--- WHAT IS EXPECTED ---
Print, exactly and completely, every entry in the data.

======== RECORD LIST ========

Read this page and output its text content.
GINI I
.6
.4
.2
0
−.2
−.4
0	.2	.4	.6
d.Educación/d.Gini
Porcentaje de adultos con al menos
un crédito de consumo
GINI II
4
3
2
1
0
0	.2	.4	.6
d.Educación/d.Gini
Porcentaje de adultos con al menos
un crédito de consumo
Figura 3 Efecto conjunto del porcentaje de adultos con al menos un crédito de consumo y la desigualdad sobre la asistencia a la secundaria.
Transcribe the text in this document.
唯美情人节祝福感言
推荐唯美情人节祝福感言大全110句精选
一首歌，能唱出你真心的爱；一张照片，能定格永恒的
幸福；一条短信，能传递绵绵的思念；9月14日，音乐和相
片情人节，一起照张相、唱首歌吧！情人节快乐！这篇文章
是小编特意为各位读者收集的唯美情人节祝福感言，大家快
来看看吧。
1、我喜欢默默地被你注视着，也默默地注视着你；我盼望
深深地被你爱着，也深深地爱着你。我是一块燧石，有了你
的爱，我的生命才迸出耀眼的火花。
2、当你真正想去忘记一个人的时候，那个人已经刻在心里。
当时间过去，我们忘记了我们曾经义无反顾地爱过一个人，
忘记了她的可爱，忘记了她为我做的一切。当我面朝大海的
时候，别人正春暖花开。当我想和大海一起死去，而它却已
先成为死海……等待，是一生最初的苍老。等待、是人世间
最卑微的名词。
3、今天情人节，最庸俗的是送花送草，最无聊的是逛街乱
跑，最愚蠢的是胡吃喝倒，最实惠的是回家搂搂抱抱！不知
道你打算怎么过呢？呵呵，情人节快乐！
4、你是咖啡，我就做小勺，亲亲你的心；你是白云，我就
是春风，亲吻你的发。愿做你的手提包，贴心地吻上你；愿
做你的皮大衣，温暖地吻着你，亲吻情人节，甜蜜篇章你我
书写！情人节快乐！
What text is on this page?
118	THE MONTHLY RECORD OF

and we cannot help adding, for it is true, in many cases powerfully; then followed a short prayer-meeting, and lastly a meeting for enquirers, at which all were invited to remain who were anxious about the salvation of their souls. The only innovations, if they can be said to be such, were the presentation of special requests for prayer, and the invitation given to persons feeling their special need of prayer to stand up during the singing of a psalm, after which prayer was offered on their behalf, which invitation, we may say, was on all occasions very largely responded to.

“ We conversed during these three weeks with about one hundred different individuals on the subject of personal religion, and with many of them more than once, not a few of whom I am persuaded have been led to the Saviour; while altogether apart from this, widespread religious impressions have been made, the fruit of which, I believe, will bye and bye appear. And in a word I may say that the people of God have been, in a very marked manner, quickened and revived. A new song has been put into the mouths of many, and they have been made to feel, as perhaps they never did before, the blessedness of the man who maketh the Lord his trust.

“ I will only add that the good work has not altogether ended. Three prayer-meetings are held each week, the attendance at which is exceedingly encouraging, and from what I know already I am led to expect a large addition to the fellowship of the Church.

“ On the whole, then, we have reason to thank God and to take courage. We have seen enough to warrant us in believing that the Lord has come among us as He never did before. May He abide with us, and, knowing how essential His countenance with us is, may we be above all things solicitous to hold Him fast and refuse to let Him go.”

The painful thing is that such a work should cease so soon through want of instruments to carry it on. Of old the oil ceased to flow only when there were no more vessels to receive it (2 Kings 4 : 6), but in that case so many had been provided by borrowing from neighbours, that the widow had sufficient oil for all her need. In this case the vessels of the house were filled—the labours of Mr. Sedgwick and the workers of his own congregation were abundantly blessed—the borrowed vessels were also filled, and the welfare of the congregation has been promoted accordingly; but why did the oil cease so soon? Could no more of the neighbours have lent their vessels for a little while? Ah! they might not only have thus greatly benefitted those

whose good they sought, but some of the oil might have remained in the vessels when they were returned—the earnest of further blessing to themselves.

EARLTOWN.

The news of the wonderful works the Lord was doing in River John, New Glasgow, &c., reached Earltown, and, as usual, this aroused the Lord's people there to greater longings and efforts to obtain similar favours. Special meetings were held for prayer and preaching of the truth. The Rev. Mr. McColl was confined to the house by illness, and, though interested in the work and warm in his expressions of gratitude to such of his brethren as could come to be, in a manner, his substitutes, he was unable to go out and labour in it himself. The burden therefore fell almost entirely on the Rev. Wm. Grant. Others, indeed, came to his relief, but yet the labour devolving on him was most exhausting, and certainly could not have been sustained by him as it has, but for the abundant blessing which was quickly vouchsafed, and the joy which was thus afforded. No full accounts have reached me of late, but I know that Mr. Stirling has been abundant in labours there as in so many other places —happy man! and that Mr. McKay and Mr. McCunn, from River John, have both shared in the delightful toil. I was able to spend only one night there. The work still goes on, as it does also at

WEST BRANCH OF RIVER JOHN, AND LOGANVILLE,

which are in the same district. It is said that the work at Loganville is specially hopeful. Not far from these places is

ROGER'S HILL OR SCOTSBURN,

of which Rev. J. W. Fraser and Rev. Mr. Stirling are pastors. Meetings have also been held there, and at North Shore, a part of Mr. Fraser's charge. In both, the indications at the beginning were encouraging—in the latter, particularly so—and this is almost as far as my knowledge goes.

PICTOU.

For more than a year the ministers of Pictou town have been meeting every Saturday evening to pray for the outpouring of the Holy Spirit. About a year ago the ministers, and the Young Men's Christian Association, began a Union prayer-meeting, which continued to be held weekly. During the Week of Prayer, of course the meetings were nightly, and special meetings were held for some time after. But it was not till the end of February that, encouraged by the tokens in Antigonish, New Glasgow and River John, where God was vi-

========

--- WRITTEN RESPONSE ---
Read this page and output its text content.
GINI I
.6
.4
.2
0
−.2
−.4
0	.2	.4	.6
d.Educación/d.Gini
Porcentaje de adultos con al menos
un crédito de consumo
GINI II
4
3
2
1
0
0	.2	.4	.6
d.Educación/d.Gini
Porcentaje de adultos con al menos
un crédito de consumo
Figura 3 Efecto conjunto del porcentaje de adultos con al menos un crédito de consumo y la desigualdad sobre la asistencia a la secundaria.
Transcribe the text in this document.
唯美情人节祝福感言
推荐唯美情人节祝福感言大全110句精选
一首歌，能唱出你真心的爱；一张照片，能定格永恒的
幸福；一条短信，能传递绵绵的思念；9月14日，音乐和相
片情人节，一起照张相、唱首歌吧！情人节快乐！这篇文章
是小编特意为各位读者收集的唯美情人节祝福感言，大家快
来看看吧。
1、我喜欢默默地被你注视着，也默默地注视着你；我盼望
深深地被你爱着，也深深地爱着你。我是一块燧石，有了你
的爱，我的生命才迸出耀眼的火花。
2、当你真正想去忘记一个人的时候，那个人已经刻在心里。
当时间过去，我们忘记了我们曾经义无反顾地爱过一个人，
忘记了她的可爱，忘记了她为我做的一切。当我面朝大海的
时候，别人正春暖花开。当我想和大海一起死去，而它却已
先成为死海……等待，是一生最初的苍老。等待、是人世间
最卑微的名词。
3、今天情人节，最庸俗的是送花送草，最无聊的是逛街乱
跑，最愚蠢的是胡吃喝倒，最实惠的是回家搂搂抱抱！不知
道你打算怎么过呢？呵呵，情人节快乐！
4、你是咖啡，我就做小勺，亲亲你的心；你是白云，我就
是春风，亲吻你的发。愿做你的手提包，贴心地吻上你；愿
做你的皮大衣，温暖地吻着你，亲吻情人节，甜蜜篇章你我
书写！情人节快乐！
What text is on this page?
118	THE MONTHLY RECORD OF

and we cannot help adding, for it is true, in many cases powerfully; then followed a short prayer-meeting, and lastly a meeting for enquirers, at which all were invited to remain who were anxious about the salvation of their souls. The only innovations, if they can be said to be such, were the presentation of special requests for prayer, and the invitation given to persons feeling their special need of prayer to stand up during the singing of a psalm, after which prayer was offered on their behalf, which invitation, we may say, was on all occasions very largely responded to.

“ We conversed during these three weeks with about one hundred different individuals on the subject of personal religion, and with many of them more than once, not a few of whom I am persuaded have been led to the Saviour; while altogether apart from this, widespread religious impressions have been made, the fruit of which, I believe, will bye and bye appear. And in a word I may say that the people of God have been, in a very marked manner, quickened and revived. A new song has been put into the mouths of many, and they have been made to feel, as perhaps they never did before, the blessedness of the man who maketh the Lord his trust.

“ I will only add that the good work has not altogether ended. Three prayer-meetings are held each week, the attendance at which is exceedingly encouraging, and from what I know already I am led to expect a large addition to the fellowship of the Church.

“ On the whole, then, we have reason to thank God and to take courage. We have seen enough to warrant us in believing that the Lord has come among us as He never did before. May He abide with us, and, knowing how essential His countenance with us is, may we be above all things solicitous to hold Him fast and refuse to let Him go.”

The painful thing is that such a work should cease so soon through want of instruments to carry it on. Of old the oil ceased to flow only when there were no more vessels to receive it (2 Kings 4 : 6), but in that case so many had been provided by borrowing from neighbours, that the widow had sufficient oil for all her need. In this case the vessels of the house were filled—the labours of Mr. Sedgwick and the workers of his own congregation were abundantly blessed—the borrowed vessels were also filled, and the welfare of the congregation has been promoted accordingly; but why did the oil cease so soon? Could no more of the neighbours have lent their vessels for a little while? Ah! they might not only have thus greatly benefitted those

whose good they sought, but some of the oil might have remained in the vessels when they were returned—the earnest of further blessing to themselves.

EARLTOWN.

The news of the wonderful works the Lord was doing in River John, New Glasgow, &c., reached Earltown, and, as usual, this aroused the Lord's people there to greater longings and efforts to obtain similar favours. Special meetings were held for prayer and preaching of the truth. The Rev. Mr. McColl was confined to the house by illness, and, though interested in the work and warm in his expressions of gratitude to such of his brethren as could come to be, in a manner, his substitutes, he was unable to go out and labour in it himself. The burden therefore fell almost entirely on the Rev. Wm. Grant. Others, indeed, came to his relief, but yet the labour devolving on him was most exhausting, and certainly could not have been sustained by him as it has, but for the abundant blessing which was quickly vouchsafed, and the joy which was thus afforded. No full accounts have reached me of late, but I know that Mr. Stirling has been abundant in labours there as in so many other places —happy man! and that Mr. McKay and Mr. McCunn, from River John, have both shared in the delightful toil. I was able to spend only one night there. The work still goes on, as it does also at

WEST BRANCH OF RIVER JOHN, AND LOGANVILLE,

which are in the same district. It is said that the work at Loganville is specially hopeful. Not far from these places is

ROGER'S HILL OR SCOTSBURN,

of which Rev. J. W. Fraser and Rev. Mr. Stirling are pastors. Meetings have also been held there, and at North Shore, a part of Mr. Fraser's charge. In both, the indications at the beginning were encouraging—in the latter, particularly so—and this is almost as far as my knowledge goes.

PICTOU.

For more than a year the ministers of Pictou town have been meeting every Saturday evening to pray for the outpouring of the Holy Spirit. About a year ago the ministers, and the Young Men's Christian Association, began a Union prayer-meeting, which continued to be held weekly. During the Week of Prayer, of course the meetings were nightly, and special meetings were held for some time after. But it was not till the end of February that, encouraged by the tokens in Antigonish, New Glasgow and River John, where God was vi-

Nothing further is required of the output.